# LISTED RECORDS start

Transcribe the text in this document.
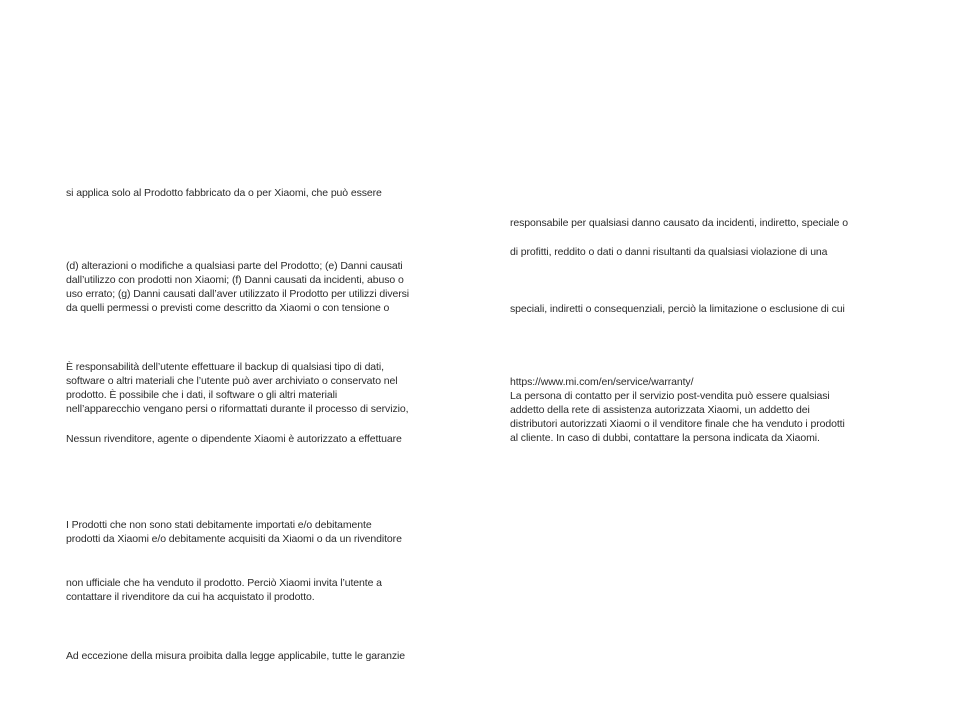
si applica solo al Prodotto fabbricato da o per Xiaomi, che può essere
(d) alterazioni o modifiche a qualsiasi parte del Prodotto; (e) Danni causati
dall’utilizzo con prodotti non Xiaomi; (f) Danni causati da incidenti, abuso o
uso errato; (g) Danni causati dall’aver utilizzato il Prodotto per utilizzi diversi
da quelli permessi o previsti come descritto da Xiaomi o con tensione o
È responsabilità dell’utente effettuare il backup di qualsiasi tipo di dati,
software o altri materiali che l’utente può aver archiviato o conservato nel
prodotto. È possibile che i dati, il software o gli altri materiali
nell’apparecchio vengano persi o riformattati durante il processo di servizio,
Nessun rivenditore, agente o dipendente Xiaomi è autorizzato a effettuare
I Prodotti che non sono stati debitamente importati e/o debitamente
prodotti da Xiaomi e/o debitamente acquisiti da Xiaomi o da un rivenditore
non ufficiale che ha venduto il prodotto. Perciò Xiaomi invita l’utente a
contattare il rivenditore da cui ha acquistato il prodotto.
Ad eccezione della misura proibita dalla legge applicabile, tutte le garanzie
responsabile per qualsiasi danno causato da incidenti, indiretto, speciale o
di profitti, reddito o dati o danni risultanti da qualsiasi violazione di una
speciali, indiretti o consequenziali, perciò la limitazione o esclusione di cui
https://www.mi.com/en/service/warranty/
La persona di contatto per il servizio post-vendita può essere qualsiasi
addetto della rete di assistenza autorizzata Xiaomi, un addetto dei
distributori autorizzati Xiaomi o il venditore finale che ha venduto i prodotti
al cliente. In caso di dubbi, contattare la persona indicata da Xiaomi.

# LISTED RECORDS end

● **TASK GOAL**:
Look through the data above. Find each line with the string "qualsiasi" and copy it.

● **ANSWER TO THE EXERCISE**:
(d) alterazioni o modifiche a qualsiasi parte del Prodotto; (e) Danni causati
È responsabilità dell’utente effettuare il backup di qualsiasi tipo di dati,
responsabile per qualsiasi danno causato da incidenti, indiretto, speciale o
di profitti, reddito o dati o danni risultanti da qualsiasi violazione di una
La persona di contatto per il servizio post-vendita può essere qualsiasi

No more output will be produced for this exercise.